Что нужно сделать ▸
1) Кто, согласно тексту о «Докторе Живаго», указывал на близость Гамлета и Фауста?
2) Замените «x-tick-label» на «x-axis-tick» в листинге, от его первой строки до строки с «colorbar-tick-label: 500 [1031,324,1096,364]» включительно, остальное оставьте без изменений. Приведите только эти строки.

Исходный текст ▸
Д.Быков: Доктор Живаго – фаустианский персонаж

«Можно ли сказать, что доктор Живаго – христологический персонаж, и можно ли лекцию о нем?» Нет, доктор Живаго – не христологический. Доктор Живаго – фаустианский персонаж, и я с удовольствием об этом поговорю. Доктор, конечно же. «Но ведь «Стихотворения» начинаются «Гамлетом» и кончаются «Гефсиманским садом». Продолжается ли там гамлетовская линия?» Понимаете, Гамлет – это уже пограничный персонаж, на грани фаустианства. Гамлет и Фауст очень близки. На что, собственно, еще Тургенев указывал. Мне представляется, что Гамлет персонаж менее христологический, чем, скажем, Дон Кихот, создававшийся одновременно. Мне представляется, что «Доктор Живаго» – это не христологическая вещь, потому что герой, во-первых не воскресает, во-вторых, у героя может быть рядом с ним – неизбежно – женщина. Это миф о Маргарите, история о том, что возлюбленная героя тоже приносится в жертву. Тема, которая начисто отсутствует в мифе христологическом. Поэтому у Пастернака так, на мой взгляд, насильственна, и так неорганична тема превращения Магдалины в Лару. У Христа с Магдалиной романа не было. Попытка их поженить выдает непонимание природы мифа. Это Фауст может жениться на Маргарите или, по крайней мере, спать с Маргаритой. Но у Христа с Магдалиной отношения совершенно другие. Это большая ошибка двадцатого века – попытка женить Христа, этого не бывает. И вот мне кажется, что как раз Лев Мочалов, царствие ему небесное, в своем цикле стихов о Магдалине попытался разрушить, разбить эту ложную связь. Потому что для Христа Магдалина не объект любви. Есть большое кощунство приписывать им любовные отношения. Рядом с Христом не может быть женщины. Вообще лекцию о «Докторе Живаго» я попробую.

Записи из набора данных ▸
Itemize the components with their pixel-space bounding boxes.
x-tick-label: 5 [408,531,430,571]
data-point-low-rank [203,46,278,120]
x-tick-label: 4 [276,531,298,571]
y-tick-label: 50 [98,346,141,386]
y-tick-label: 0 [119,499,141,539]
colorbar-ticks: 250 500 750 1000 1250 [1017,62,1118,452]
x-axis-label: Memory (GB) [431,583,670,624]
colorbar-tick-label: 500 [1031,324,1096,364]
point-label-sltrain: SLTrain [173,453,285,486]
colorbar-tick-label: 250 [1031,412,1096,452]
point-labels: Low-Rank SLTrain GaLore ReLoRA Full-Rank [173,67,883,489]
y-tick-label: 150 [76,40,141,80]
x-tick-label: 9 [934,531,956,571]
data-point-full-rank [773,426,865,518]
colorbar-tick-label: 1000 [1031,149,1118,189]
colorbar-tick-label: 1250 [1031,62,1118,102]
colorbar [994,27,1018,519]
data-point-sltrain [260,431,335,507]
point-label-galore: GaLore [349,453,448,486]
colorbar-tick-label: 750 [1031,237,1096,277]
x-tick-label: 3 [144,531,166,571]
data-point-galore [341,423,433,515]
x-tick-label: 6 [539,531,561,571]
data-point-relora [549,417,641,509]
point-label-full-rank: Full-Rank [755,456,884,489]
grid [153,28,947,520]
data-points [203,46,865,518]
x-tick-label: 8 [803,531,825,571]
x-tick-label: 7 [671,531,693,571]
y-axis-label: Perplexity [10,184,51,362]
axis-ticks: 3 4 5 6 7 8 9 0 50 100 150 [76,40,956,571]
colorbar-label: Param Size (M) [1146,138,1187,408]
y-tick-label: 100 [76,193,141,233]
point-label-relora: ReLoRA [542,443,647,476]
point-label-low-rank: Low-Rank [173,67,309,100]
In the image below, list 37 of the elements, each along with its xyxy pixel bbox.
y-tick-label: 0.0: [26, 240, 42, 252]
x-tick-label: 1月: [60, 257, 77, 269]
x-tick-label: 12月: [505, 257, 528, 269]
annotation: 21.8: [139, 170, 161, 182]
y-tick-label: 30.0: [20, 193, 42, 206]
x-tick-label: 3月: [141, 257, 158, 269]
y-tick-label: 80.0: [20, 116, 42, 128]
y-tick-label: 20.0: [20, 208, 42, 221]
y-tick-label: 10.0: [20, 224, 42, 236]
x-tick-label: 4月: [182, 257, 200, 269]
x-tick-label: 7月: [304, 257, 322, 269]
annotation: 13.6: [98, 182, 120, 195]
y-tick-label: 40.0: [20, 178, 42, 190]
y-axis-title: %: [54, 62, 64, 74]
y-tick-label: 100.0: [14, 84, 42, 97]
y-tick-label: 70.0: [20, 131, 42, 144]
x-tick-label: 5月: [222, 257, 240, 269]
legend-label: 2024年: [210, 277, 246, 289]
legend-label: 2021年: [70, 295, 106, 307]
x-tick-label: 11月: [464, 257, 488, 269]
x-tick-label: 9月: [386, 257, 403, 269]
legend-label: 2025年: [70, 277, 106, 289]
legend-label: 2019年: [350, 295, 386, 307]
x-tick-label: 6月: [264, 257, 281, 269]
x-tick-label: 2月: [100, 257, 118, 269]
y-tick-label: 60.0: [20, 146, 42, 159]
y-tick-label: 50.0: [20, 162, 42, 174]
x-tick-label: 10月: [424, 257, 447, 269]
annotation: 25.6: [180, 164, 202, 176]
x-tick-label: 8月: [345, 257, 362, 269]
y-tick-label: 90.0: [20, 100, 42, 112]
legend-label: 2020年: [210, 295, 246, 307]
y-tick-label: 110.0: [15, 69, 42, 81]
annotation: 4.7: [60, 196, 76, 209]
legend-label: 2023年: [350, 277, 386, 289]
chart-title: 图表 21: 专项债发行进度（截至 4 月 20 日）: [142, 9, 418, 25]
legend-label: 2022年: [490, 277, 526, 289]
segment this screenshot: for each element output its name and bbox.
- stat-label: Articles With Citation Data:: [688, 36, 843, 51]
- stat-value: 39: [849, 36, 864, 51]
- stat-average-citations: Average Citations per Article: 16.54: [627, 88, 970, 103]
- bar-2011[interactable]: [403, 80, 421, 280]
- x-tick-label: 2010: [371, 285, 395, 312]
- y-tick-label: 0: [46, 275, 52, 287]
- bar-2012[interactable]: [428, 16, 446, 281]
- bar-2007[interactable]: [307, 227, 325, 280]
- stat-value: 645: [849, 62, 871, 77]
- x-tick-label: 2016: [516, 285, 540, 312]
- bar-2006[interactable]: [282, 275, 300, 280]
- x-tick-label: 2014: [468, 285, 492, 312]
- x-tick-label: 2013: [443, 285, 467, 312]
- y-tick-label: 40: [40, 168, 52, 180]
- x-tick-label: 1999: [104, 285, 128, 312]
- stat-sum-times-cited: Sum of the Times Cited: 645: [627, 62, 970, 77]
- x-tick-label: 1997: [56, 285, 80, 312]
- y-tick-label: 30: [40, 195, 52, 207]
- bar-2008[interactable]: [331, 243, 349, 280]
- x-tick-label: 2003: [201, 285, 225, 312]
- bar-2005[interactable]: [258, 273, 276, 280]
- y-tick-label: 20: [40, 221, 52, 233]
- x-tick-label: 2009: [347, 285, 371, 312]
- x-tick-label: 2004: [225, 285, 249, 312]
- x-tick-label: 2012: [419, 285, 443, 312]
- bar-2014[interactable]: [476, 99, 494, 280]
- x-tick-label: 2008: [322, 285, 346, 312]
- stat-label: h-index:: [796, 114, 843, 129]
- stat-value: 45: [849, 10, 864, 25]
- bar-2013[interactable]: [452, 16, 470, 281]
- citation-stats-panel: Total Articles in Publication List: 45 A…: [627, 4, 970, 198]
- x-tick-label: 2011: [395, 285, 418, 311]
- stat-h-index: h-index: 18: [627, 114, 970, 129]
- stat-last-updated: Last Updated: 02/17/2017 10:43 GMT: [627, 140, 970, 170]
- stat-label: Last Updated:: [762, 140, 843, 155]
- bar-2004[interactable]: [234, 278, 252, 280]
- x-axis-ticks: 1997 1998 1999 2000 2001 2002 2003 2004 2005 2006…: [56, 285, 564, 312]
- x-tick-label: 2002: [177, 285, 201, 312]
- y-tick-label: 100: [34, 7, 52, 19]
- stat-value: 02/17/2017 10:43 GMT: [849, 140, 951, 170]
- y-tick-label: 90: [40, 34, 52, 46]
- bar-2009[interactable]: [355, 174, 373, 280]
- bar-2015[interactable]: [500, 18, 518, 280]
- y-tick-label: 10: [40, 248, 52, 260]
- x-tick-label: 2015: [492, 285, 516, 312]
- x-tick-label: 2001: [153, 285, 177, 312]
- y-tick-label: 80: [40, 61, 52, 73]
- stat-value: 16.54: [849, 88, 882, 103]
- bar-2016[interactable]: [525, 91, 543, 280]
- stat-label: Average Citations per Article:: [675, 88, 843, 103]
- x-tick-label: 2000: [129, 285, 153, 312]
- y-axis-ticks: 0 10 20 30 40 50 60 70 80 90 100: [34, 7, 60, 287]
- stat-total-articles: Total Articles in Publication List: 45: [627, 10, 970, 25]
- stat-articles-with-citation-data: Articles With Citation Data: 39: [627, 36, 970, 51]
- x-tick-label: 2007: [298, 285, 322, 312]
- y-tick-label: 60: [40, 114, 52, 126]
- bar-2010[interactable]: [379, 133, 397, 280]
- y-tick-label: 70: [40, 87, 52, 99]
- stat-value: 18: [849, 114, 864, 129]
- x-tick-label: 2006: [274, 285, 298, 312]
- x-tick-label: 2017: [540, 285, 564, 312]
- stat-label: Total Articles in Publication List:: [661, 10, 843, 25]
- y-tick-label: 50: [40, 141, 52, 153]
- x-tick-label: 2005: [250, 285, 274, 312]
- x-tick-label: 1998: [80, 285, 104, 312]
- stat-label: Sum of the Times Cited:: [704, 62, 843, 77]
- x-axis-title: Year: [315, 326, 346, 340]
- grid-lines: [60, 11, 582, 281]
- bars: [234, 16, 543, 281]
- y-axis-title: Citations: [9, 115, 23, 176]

Список решений ▸
1) Тургенев.

2)
Itemize the components with their pixel-space bounding boxes.
x-axis-tick: 5 [408,531,430,571]
data-point-low-rank [203,46,278,120]
x-axis-tick: 4 [276,531,298,571]
y-tick-label: 50 [98,346,141,386]
y-tick-label: 0 [119,499,141,539]
colorbar-ticks: 250 500 750 1000 1250 [1017,62,1118,452]
x-axis-label: Memory (GB) [431,583,670,624]
colorbar-tick-label: 500 [1031,324,1096,364]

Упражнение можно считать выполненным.